#### What the exercise asks:
Write out each entry, exactly the way it appears.

#### Task data:
··········

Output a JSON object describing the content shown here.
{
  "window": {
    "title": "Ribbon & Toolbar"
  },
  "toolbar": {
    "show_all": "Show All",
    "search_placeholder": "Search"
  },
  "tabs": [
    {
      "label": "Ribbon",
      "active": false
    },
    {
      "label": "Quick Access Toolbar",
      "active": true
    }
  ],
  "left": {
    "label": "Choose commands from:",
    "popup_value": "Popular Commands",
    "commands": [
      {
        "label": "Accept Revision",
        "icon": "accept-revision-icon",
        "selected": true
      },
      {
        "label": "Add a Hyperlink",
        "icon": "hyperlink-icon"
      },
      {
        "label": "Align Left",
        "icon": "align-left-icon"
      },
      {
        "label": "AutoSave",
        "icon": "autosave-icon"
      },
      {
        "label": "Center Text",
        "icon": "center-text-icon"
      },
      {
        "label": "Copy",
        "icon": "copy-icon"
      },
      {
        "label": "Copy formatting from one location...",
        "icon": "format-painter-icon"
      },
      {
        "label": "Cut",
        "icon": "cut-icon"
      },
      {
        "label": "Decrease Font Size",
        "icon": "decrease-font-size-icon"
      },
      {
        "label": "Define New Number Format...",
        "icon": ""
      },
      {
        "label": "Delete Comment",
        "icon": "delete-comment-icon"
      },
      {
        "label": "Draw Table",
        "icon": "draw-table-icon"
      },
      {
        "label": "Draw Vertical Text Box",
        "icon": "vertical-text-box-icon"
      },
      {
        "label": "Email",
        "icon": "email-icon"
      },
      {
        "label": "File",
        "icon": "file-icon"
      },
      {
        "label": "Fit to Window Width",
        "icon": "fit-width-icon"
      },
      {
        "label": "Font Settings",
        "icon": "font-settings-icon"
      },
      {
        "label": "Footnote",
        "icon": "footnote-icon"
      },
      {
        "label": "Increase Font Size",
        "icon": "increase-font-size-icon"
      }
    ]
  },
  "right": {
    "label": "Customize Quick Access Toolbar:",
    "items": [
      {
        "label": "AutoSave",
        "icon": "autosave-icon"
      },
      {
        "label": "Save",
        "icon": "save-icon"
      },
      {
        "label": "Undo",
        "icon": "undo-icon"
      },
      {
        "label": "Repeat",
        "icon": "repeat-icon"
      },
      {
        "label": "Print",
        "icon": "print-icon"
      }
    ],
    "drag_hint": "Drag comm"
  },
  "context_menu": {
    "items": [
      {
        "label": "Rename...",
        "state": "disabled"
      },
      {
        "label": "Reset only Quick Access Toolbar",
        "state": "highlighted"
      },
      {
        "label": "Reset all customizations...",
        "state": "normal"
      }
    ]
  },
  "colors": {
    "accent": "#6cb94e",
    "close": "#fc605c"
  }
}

··········

#### Exercise output:
Output a JSON object describing the content shown here.
{
  "window": {
    "title": "Ribbon & Toolbar"
  },
  "toolbar": {
    "show_all": "Show All",
    "search_placeholder": "Search"
  },
  "tabs": [
    {
      "label": "Ribbon",
      "active": false
    },
    {
      "label": "Quick Access Toolbar",
      "active": true
    }
  ],
  "left": {
    "label": "Choose commands from:",
    "popup_value": "Popular Commands",
    "commands": [
      {
        "label": "Accept Revision",
        "icon": "accept-revision-icon",
        "selected": true
      },
      {
        "label": "Add a Hyperlink",
        "icon": "hyperlink-icon"
      },
      {
        "label": "Align Left",
        "icon": "align-left-icon"
      },
      {
        "label": "AutoSave",
        "icon": "autosave-icon"
      },
      {
        "label": "Center Text",
        "icon": "center-text-icon"
      },
      {
        "label": "Copy",
        "icon": "copy-icon"
      },
      {
        "label": "Copy formatting from one location...",
        "icon": "format-painter-icon"
      },
      {
        "label": "Cut",
        "icon": "cut-icon"
      },
      {
        "label": "Decrease Font Size",
        "icon": "decrease-font-size-icon"
      },
      {
        "label": "Define New Number Format...",
        "icon": ""
      },
      {
        "label": "Delete Comment",
        "icon": "delete-comment-icon"
      },
      {
        "label": "Draw Table",
        "icon": "draw-table-icon"
      },
      {
        "label": "Draw Vertical Text Box",
        "icon": "vertical-text-box-icon"
      },
      {
        "label": "Email",
        "icon": "email-icon"
      },
      {
        "label": "File",
        "icon": "file-icon"
      },
      {
        "label": "Fit to Window Width",
        "icon": "fit-width-icon"
      },
      {
        "label": "Font Settings",
        "icon": "font-settings-icon"
      },
      {
        "label": "Footnote",
        "icon": "footnote-icon"
      },
      {
        "label": "Increase Font Size",
        "icon": "increase-font-size-icon"
      }
    ]
  },
  "right": {
    "label": "Customize Quick Access Toolbar:",
    "items": [
      {
        "label": "AutoSave",
        "icon": "autosave-icon"
      },
      {
        "label": "Save",
        "icon": "save-icon"
      },
      {
        "label": "Undo",
        "icon": "undo-icon"
      },
      {
        "label": "Repeat",
        "icon": "repeat-icon"
      },
      {
        "label": "Print",
        "icon": "print-icon"
      }
    ],
    "drag_hint": "Drag comm"
  },
  "context_menu": {
    "items": [
      {
        "label": "Rename...",
        "state": "disabled"
      },
      {
        "label": "Reset only Quick Access Toolbar",
        "state": "highlighted"
      },
      {
        "label": "Reset all customizations...",
        "state": "normal"
      }
    ]
  },
  "colors": {
    "accent": "#6cb94e",
    "close": "#fc605c"
  }
}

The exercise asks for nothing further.